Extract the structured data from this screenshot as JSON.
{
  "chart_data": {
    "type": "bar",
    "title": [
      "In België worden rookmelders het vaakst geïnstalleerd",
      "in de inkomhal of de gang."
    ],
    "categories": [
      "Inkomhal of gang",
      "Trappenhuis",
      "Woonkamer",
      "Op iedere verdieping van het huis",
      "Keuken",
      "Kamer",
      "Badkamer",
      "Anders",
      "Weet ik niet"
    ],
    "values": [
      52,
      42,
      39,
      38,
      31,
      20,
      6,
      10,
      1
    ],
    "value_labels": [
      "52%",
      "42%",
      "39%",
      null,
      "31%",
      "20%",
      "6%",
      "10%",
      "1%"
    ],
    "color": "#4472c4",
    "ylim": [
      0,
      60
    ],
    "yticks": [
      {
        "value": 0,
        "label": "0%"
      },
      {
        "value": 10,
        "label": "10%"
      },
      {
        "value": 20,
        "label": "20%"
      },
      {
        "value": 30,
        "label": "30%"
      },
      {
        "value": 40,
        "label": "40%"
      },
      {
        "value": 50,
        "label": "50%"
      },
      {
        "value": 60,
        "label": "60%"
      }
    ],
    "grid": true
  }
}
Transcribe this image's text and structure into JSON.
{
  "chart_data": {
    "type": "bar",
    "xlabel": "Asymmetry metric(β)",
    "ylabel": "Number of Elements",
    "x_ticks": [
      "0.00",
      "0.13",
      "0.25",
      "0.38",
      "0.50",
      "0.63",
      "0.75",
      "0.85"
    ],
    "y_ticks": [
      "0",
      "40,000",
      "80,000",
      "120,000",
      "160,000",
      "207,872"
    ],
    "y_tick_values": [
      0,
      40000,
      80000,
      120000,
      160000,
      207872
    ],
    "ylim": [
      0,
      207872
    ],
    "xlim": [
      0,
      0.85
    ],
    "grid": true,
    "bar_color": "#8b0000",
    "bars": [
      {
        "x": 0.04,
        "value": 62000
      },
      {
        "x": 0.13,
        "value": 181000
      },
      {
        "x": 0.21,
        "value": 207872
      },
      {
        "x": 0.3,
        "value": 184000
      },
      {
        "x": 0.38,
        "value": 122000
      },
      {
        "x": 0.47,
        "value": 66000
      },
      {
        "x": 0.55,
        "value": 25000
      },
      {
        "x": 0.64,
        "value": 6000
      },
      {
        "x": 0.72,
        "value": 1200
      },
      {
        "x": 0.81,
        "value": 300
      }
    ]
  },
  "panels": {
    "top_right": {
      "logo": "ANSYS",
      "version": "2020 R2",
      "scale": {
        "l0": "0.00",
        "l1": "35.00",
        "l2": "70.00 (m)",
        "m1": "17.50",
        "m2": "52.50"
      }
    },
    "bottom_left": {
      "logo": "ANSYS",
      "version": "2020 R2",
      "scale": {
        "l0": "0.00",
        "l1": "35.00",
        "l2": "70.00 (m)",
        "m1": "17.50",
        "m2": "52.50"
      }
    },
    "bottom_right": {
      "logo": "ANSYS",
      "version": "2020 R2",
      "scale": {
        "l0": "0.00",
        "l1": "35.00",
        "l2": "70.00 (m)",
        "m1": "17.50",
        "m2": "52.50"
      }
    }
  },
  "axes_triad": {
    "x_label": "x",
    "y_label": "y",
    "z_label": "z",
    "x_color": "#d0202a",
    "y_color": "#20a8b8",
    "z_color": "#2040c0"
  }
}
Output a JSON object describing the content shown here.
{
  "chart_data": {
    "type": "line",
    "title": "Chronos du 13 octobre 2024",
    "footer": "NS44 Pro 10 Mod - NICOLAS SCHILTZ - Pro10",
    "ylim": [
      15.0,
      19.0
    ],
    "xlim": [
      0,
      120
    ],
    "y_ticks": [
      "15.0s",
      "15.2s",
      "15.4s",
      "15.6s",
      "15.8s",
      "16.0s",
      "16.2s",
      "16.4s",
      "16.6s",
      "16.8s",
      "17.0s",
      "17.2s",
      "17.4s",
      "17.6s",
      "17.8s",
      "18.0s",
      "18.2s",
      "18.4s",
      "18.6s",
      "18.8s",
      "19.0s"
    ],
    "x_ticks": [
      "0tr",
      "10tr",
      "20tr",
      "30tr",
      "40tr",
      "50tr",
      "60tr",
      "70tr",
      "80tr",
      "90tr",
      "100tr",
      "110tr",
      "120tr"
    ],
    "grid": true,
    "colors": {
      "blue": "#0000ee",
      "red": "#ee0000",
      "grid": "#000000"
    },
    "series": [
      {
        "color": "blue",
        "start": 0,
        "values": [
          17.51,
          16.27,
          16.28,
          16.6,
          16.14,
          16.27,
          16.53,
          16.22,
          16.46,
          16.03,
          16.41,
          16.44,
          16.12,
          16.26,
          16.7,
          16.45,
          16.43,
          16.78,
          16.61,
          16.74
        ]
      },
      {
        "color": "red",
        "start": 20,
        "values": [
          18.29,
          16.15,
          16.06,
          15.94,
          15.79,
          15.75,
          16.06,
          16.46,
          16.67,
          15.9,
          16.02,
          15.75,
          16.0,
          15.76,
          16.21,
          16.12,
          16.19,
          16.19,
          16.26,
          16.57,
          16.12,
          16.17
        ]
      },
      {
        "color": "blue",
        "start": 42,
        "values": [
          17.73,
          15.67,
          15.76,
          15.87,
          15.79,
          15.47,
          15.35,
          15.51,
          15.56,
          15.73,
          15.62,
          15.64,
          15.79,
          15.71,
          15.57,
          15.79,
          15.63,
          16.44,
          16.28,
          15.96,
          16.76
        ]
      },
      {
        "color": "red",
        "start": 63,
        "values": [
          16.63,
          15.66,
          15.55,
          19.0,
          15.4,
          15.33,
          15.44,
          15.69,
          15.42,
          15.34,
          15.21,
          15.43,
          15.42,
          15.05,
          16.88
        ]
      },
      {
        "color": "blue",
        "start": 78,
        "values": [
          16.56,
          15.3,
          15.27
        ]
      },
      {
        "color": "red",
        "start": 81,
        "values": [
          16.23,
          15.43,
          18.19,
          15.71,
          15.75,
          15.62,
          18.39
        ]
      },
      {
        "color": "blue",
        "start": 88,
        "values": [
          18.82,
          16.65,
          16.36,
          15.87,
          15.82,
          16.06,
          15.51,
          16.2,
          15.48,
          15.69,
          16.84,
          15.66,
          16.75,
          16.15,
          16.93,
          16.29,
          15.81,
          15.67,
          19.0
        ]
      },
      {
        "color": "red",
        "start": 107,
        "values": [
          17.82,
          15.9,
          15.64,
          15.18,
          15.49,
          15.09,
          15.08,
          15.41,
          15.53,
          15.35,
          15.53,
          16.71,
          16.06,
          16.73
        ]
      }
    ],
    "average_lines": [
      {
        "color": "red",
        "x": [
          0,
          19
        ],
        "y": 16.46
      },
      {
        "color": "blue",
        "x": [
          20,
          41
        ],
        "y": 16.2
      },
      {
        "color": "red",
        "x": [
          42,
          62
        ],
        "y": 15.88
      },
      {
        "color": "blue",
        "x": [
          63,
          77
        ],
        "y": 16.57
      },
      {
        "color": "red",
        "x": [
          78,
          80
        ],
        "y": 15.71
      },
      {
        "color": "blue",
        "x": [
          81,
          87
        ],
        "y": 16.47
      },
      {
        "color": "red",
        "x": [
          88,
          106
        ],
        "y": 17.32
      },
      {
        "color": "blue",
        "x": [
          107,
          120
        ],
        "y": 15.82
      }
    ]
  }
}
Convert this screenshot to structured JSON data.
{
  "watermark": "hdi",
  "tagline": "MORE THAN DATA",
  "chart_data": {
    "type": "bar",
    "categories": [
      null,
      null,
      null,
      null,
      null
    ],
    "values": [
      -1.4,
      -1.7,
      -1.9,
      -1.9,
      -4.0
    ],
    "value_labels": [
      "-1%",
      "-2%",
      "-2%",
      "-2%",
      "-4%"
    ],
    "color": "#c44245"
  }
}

◆ EXERCISE GOAL ◆
Find the line with "Convert this screenshot" in the listing above, then write out that line and each remaining line exactly, with no other text.

◆ OUTPUT BELOW ◆
Convert this screenshot to structured JSON data.
{
  "watermark": "hdi",
  "tagline": "MORE THAN DATA",
  "chart_data": {
    "type": "bar",
    "categories": [
      null,
      null,
      null,
      null,
      null
    ],
    "values": [
      -1.4,
      -1.7,
      -1.9,
      -1.9,
      -4.0
    ],
    "value_labels": [
      "-1%",
      "-2%",
      "-2%",
      "-2%",
      "-4%"
    ],
    "color": "#c44245"
  }
}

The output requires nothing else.